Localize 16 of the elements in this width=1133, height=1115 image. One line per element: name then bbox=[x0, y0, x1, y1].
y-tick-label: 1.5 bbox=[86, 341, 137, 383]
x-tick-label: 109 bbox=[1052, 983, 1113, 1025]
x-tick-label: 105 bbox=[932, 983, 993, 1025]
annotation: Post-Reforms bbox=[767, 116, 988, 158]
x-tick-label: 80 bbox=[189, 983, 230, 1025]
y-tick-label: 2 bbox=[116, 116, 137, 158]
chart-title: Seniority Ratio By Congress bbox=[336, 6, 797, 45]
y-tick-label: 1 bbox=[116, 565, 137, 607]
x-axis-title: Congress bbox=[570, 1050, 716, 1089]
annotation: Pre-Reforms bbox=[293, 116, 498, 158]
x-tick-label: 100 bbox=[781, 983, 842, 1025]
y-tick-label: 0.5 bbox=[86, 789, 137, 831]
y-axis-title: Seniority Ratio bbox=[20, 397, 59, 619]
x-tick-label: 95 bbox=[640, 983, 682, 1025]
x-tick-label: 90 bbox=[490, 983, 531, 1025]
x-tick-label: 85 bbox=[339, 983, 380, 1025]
------
**THE PROBLEM:** Reproduce the records above word for word, from their first line down through the line containing "y-tick-label: 0.5 bbox=[86, 789, 137, 831]", including that line.

**RESULT OF THE TASK:**
Localize 16 of the elements in this width=1133, height=1115 image. One line per element: name then bbox=[x0, y0, x1, y1].
y-tick-label: 1.5 bbox=[86, 341, 137, 383]
x-tick-label: 109 bbox=[1052, 983, 1113, 1025]
x-tick-label: 105 bbox=[932, 983, 993, 1025]
annotation: Post-Reforms bbox=[767, 116, 988, 158]
x-tick-label: 80 bbox=[189, 983, 230, 1025]
y-tick-label: 2 bbox=[116, 116, 137, 158]
chart-title: Seniority Ratio By Congress bbox=[336, 6, 797, 45]
y-tick-label: 1 bbox=[116, 565, 137, 607]
x-axis-title: Congress bbox=[570, 1050, 716, 1089]
annotation: Pre-Reforms bbox=[293, 116, 498, 158]
x-tick-label: 100 bbox=[781, 983, 842, 1025]
y-tick-label: 0.5 bbox=[86, 789, 137, 831]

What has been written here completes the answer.